EXERCISE AIM
Reproduce the listing exactly, with no pictures in your copy.

RECORD LIST

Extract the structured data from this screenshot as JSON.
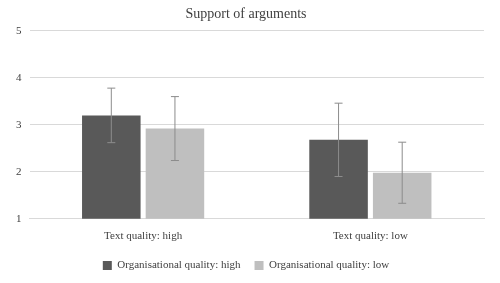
{
  "chart_data": {
    "type": "bar",
    "title": "Support of arguments",
    "categories": [
      "Text quality: high",
      "Text quality: low"
    ],
    "series": [
      {
        "name": "Organisational quality: high",
        "color": "#595959",
        "values": [
          3.2,
          2.68
        ],
        "errors": [
          0.58,
          0.78
        ]
      },
      {
        "name": "Organisational quality: low",
        "color": "#bfbfbf",
        "values": [
          2.92,
          1.98
        ],
        "errors": [
          0.68,
          0.65
        ]
      }
    ],
    "ylim": [
      1,
      5
    ],
    "yticks": [
      1,
      2,
      3,
      4,
      5
    ],
    "grid": true,
    "legend": "bottom"
  }
}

RESULT FOR THIS EXERCISE
Extract the structured data from this screenshot as JSON.
{
  "chart_data": {
    "type": "bar",
    "title": "Support of arguments",
    "categories": [
      "Text quality: high",
      "Text quality: low"
    ],
    "series": [
      {
        "name": "Organisational quality: high",
        "color": "#595959",
        "values": [
          3.2,
          2.68
        ],
        "errors": [
          0.58,
          0.78
        ]
      },
      {
        "name": "Organisational quality: low",
        "color": "#bfbfbf",
        "values": [
          2.92,
          1.98
        ],
        "errors": [
          0.68,
          0.65
        ]
      }
    ],
    "ylim": [
      1,
      5
    ],
    "yticks": [
      1,
      2,
      3,
      4,
      5
    ],
    "grid": true,
    "legend": "bottom"
  }
}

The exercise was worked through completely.